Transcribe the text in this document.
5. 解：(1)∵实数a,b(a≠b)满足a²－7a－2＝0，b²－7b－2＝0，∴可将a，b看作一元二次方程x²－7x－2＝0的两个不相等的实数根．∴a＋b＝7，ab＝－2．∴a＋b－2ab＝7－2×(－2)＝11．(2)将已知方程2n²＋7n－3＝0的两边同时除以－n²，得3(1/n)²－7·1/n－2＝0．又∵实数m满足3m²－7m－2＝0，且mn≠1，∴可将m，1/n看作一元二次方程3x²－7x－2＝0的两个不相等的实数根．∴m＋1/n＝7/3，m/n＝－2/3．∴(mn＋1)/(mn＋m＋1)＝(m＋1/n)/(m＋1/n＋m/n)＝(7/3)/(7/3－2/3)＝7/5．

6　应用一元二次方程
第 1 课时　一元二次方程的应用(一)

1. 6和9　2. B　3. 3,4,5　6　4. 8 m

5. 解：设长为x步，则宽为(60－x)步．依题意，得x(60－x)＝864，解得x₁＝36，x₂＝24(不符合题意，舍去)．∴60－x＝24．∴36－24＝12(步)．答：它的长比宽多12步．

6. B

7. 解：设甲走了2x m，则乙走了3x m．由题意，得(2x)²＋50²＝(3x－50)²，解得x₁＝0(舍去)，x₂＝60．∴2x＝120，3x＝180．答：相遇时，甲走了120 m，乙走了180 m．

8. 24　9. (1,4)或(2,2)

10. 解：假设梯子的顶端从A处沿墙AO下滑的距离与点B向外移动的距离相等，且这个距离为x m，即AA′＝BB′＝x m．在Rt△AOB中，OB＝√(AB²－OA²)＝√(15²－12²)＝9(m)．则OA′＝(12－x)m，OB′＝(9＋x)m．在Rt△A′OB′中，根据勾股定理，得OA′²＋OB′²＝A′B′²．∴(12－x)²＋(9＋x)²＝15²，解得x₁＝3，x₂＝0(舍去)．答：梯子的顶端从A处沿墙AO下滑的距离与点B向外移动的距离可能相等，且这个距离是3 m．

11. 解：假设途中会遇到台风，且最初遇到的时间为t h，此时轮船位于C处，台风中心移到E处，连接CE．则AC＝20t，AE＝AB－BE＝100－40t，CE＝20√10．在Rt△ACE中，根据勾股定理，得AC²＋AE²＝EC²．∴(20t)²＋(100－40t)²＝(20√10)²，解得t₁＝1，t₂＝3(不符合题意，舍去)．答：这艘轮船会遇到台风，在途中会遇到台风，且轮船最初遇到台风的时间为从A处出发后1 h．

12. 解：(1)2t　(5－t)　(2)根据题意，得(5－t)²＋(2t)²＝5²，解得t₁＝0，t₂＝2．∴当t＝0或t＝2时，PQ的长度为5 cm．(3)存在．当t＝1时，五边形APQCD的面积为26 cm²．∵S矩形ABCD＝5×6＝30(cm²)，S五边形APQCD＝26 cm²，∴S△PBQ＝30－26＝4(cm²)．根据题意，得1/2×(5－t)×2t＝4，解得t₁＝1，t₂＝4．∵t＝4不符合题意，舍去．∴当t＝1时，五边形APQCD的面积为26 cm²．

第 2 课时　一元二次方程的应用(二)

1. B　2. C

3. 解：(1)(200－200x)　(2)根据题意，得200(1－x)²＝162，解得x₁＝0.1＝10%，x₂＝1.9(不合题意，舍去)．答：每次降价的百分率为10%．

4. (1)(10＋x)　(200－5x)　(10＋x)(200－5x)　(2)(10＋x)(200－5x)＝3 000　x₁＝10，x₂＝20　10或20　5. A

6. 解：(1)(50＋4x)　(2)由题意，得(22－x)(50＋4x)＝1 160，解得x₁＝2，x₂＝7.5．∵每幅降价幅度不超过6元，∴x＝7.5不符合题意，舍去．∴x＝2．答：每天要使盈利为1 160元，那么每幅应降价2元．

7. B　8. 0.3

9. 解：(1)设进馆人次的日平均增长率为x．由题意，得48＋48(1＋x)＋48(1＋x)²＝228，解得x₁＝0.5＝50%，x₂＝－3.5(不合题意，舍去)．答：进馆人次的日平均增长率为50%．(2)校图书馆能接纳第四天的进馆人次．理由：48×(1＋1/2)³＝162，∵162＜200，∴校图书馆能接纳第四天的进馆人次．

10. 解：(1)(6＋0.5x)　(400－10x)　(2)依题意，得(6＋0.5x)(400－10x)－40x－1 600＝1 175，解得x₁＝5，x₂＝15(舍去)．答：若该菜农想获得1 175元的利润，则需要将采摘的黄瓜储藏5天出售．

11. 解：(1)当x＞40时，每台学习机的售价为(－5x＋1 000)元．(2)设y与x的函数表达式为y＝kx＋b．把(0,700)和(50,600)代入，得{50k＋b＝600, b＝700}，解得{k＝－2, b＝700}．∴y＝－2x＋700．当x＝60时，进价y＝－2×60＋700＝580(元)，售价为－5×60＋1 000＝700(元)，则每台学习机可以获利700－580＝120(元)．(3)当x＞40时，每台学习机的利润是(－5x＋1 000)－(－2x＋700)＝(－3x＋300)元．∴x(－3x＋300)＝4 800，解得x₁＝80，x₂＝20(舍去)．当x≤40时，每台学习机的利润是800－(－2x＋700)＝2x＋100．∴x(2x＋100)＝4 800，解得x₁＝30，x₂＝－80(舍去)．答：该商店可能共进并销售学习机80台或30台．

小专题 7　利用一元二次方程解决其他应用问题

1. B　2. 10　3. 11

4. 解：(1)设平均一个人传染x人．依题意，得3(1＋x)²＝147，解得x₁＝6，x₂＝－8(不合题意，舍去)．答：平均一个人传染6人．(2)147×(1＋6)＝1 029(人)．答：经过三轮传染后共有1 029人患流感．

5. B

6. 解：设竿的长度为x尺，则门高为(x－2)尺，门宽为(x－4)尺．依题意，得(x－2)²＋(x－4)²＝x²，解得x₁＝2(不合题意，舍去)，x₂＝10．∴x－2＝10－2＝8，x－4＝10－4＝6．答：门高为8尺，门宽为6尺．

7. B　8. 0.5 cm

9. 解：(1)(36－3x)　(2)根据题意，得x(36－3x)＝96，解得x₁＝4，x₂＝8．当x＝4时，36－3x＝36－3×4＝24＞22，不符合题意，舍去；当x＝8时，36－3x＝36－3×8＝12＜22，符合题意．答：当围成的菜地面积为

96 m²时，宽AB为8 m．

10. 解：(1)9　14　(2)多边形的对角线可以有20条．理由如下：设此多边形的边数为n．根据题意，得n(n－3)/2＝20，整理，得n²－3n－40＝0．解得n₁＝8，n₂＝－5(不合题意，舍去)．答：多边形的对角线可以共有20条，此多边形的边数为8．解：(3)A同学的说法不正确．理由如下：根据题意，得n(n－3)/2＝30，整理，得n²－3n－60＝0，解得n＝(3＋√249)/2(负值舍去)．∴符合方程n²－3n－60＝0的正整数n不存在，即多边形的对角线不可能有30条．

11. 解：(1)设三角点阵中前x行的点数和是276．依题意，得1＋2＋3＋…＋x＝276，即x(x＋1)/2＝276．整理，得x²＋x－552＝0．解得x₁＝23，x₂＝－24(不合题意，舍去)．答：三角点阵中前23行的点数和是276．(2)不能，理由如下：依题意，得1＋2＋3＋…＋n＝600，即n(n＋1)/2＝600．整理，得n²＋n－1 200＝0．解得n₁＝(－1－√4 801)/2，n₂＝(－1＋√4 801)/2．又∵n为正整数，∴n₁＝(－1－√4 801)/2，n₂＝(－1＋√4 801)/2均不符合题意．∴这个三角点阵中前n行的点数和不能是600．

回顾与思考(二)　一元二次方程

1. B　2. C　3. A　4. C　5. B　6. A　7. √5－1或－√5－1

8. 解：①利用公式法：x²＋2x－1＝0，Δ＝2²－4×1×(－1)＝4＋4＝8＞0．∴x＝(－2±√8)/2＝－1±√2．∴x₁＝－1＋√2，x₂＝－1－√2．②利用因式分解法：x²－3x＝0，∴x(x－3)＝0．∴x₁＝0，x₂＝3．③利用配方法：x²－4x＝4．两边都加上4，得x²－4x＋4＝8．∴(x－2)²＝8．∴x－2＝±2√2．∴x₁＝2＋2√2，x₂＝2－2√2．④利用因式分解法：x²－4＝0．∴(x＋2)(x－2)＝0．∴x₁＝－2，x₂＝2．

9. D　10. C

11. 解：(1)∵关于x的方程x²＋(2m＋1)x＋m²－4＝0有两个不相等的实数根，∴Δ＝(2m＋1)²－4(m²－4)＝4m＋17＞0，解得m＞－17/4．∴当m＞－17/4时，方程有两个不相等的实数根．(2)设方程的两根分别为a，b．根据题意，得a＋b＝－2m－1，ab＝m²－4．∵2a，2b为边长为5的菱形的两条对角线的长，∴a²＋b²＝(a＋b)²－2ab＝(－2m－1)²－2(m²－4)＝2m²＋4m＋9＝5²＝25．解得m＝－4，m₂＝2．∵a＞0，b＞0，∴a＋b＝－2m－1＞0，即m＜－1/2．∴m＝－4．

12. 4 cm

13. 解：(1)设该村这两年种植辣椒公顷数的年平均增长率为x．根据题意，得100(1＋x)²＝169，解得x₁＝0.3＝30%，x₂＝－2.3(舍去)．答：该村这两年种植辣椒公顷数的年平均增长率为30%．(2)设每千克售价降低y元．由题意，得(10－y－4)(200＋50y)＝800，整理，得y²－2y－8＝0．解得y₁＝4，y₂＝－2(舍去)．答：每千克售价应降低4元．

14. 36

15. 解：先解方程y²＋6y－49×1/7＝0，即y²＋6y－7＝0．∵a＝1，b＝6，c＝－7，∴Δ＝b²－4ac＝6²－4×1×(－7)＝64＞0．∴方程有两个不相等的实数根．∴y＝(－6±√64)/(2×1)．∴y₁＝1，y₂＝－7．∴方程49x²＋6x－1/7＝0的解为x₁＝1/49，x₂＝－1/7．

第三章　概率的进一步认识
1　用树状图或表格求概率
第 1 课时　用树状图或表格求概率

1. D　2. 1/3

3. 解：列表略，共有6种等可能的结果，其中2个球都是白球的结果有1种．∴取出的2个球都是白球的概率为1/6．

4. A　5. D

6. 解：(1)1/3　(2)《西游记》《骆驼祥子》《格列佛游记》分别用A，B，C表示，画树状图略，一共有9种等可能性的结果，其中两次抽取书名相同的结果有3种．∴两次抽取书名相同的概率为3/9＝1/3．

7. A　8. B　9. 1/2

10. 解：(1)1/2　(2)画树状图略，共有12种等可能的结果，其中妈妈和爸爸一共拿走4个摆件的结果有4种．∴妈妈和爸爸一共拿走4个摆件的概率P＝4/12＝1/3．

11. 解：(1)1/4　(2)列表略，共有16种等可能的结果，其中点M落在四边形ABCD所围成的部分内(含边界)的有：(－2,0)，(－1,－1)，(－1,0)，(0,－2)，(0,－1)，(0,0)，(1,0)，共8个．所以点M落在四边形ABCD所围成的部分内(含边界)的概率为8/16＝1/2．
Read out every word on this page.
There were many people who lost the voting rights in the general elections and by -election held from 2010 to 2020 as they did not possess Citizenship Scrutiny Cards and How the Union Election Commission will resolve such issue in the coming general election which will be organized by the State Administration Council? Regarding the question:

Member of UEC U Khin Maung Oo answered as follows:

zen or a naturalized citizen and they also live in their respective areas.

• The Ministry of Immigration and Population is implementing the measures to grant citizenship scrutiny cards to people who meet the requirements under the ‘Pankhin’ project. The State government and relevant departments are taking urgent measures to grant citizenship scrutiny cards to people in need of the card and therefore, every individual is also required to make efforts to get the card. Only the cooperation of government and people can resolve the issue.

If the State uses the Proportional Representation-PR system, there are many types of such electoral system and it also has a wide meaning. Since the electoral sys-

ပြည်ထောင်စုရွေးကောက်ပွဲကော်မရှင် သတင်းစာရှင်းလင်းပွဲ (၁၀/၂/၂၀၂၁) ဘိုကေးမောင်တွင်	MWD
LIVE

--------------------

Extract every line from the one containing "Read out every word on this page." through the last line of the data, inclusive, exactly as written.

▶ _EXERCISE RESPONSE_:
Read out every word on this page.
There were many people who lost the voting rights in the general elections and by -election held from 2010 to 2020 as they did not possess Citizenship Scrutiny Cards and How the Union Election Commission will resolve such issue in the coming general election which will be organized by the State Administration Council? Regarding the question:

Member of UEC U Khin Maung Oo answered as follows:

zen or a naturalized citizen and they also live in their respective areas.

• The Ministry of Immigration and Population is implementing the measures to grant citizenship scrutiny cards to people who meet the requirements under the ‘Pankhin’ project. The State government and relevant departments are taking urgent measures to grant citizenship scrutiny cards to people in need of the card and therefore, every individual is also required to make efforts to get the card. Only the cooperation of government and people can resolve the issue.

If the State uses the Proportional Representation-PR system, there are many types of such electoral system and it also has a wide meaning. Since the electoral sys-

ပြည်ထောင်စုရွေးကောက်ပွဲကော်မရှင် သတင်းစာရှင်းလင်းပွဲ (၁၀/၂/၂၀၂၁) ဘိုကေးမောင်တွင်	MWD
LIVE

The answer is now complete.